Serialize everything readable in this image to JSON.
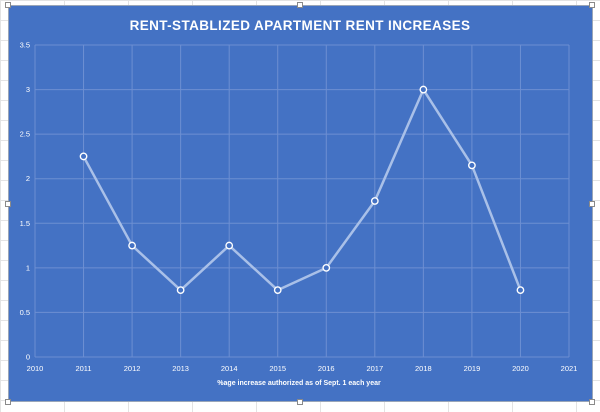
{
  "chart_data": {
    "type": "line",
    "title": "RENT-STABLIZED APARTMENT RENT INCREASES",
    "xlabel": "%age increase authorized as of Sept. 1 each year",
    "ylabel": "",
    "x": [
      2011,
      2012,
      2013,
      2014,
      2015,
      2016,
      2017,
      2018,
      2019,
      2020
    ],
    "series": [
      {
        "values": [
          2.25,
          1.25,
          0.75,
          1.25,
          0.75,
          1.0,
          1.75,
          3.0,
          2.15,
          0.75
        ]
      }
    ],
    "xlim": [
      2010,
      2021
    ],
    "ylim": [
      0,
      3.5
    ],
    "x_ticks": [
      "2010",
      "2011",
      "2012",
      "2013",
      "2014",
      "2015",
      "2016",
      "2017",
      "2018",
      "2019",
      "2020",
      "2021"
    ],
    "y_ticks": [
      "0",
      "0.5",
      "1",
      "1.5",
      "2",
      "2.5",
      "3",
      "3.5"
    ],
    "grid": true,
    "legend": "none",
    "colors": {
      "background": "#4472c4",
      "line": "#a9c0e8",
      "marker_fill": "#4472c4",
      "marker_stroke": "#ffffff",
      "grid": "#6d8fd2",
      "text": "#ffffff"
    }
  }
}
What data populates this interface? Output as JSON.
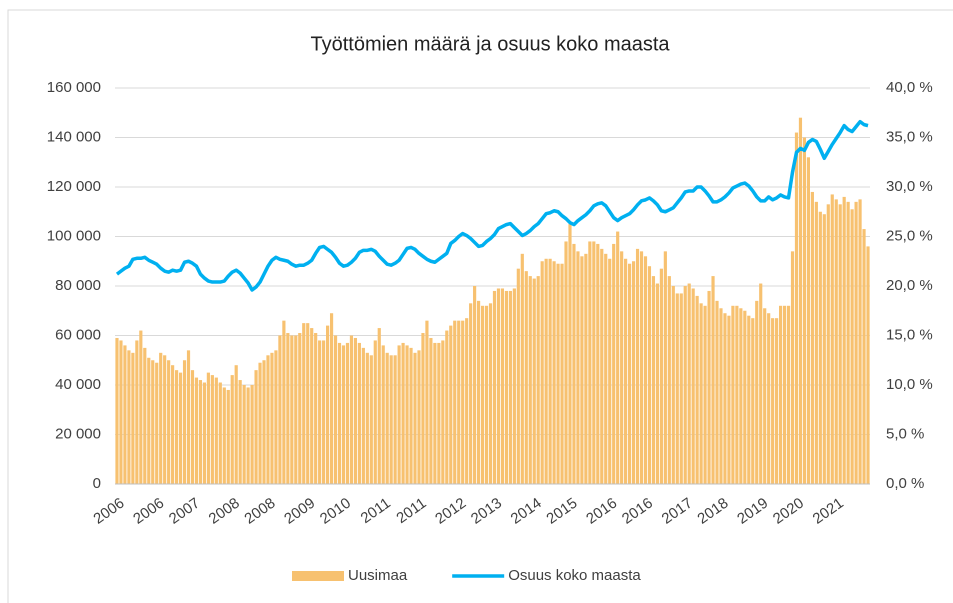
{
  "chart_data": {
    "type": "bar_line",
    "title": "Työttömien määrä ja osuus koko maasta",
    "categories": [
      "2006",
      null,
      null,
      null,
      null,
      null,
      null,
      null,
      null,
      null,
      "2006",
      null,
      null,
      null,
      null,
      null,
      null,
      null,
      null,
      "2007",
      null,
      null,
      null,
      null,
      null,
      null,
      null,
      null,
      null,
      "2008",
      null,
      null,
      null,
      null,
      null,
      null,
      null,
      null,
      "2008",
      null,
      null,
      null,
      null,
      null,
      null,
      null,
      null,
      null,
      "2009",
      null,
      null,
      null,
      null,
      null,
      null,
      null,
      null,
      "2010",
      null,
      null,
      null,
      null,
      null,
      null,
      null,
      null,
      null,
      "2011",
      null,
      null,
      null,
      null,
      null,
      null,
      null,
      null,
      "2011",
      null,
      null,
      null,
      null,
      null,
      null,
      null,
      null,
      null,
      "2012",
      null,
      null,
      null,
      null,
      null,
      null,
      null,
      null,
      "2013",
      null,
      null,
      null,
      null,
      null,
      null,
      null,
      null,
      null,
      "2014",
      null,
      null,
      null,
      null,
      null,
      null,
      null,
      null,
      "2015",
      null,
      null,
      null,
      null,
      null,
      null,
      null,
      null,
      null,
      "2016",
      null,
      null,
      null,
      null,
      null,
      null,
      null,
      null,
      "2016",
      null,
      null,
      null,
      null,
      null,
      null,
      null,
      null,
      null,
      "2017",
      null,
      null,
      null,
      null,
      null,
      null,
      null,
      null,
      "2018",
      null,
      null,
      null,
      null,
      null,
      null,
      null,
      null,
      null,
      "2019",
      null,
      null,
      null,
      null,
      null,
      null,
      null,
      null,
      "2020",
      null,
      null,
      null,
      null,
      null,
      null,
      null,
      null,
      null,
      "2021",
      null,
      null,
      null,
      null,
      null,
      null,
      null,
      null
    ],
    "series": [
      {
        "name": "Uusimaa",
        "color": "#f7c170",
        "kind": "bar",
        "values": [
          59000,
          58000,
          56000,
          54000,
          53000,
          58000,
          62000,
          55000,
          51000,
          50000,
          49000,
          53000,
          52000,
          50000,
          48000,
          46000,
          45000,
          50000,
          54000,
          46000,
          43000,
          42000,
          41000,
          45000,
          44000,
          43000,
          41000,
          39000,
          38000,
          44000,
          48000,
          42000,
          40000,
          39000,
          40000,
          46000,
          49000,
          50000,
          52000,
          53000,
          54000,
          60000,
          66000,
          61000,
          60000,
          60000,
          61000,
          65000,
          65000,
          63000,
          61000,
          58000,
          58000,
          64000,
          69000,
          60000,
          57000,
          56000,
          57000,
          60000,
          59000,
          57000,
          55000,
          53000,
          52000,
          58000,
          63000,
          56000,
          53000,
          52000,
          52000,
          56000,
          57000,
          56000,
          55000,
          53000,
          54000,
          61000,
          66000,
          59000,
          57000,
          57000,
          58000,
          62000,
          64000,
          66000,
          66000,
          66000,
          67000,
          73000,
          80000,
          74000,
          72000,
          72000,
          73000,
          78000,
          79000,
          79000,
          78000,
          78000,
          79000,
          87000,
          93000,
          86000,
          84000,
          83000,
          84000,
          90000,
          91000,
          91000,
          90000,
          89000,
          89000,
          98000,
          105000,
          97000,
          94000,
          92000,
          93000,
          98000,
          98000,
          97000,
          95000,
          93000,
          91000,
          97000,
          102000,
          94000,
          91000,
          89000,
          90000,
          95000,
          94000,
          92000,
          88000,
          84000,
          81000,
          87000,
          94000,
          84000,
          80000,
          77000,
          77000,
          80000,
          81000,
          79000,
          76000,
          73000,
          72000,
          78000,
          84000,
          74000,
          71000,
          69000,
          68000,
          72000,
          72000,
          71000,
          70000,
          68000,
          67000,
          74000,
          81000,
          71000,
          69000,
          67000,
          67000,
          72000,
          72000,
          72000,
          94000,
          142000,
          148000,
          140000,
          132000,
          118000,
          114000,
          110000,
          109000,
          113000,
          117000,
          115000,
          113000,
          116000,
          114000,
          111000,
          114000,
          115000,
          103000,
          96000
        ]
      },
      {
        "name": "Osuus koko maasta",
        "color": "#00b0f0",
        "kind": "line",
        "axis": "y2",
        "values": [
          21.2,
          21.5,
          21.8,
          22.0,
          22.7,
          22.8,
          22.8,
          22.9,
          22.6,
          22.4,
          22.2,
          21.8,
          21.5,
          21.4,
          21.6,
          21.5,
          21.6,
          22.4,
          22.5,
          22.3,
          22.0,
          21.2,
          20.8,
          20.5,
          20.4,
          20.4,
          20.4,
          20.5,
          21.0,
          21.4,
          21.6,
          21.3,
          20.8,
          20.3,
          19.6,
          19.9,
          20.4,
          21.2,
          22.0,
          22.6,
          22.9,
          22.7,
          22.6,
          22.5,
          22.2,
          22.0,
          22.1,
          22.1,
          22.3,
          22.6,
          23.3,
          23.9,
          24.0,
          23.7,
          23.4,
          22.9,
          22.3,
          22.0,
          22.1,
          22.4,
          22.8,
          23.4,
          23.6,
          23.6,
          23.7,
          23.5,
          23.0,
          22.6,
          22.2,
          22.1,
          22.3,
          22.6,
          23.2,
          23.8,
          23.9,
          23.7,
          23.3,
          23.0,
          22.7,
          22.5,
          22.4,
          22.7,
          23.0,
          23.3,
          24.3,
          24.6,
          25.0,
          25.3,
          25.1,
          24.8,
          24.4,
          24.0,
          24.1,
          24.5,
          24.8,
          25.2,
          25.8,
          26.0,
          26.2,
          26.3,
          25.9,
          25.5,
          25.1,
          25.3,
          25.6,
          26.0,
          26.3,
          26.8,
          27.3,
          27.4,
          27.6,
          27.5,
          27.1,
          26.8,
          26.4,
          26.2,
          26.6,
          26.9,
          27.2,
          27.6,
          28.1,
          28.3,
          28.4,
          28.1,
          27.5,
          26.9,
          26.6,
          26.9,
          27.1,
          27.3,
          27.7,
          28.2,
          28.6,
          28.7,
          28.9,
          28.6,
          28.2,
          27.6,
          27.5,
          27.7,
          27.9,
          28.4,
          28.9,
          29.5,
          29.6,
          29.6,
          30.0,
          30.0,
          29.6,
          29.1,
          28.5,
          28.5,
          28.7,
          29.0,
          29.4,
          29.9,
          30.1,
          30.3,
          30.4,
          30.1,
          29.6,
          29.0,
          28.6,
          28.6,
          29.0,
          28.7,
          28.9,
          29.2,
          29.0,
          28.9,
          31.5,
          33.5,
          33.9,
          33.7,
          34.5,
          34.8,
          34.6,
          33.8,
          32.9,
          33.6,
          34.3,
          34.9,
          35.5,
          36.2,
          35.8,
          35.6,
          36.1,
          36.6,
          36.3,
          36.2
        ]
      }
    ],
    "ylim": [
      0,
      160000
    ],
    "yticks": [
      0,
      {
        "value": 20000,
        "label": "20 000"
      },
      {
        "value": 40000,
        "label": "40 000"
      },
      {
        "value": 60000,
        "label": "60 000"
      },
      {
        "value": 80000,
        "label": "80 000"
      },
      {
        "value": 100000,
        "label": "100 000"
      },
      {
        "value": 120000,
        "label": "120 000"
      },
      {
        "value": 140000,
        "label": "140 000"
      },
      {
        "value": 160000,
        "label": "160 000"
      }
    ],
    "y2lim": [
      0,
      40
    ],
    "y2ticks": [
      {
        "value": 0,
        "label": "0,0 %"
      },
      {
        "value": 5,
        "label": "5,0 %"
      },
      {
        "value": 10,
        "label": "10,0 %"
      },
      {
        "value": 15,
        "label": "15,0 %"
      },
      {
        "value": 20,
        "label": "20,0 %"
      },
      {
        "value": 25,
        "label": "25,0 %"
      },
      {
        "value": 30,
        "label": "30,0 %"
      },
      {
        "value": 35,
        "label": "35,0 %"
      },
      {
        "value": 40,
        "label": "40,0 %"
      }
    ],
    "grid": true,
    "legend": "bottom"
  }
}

------------------------------------------------------------------------

TASK DETAILS: Looking at the data above, show all lines where the word "koko" occurs.

PROBLEM SOLUTION:
    "title": "Työttömien määrä ja osuus koko maasta",
        "name": "Osuus koko maasta",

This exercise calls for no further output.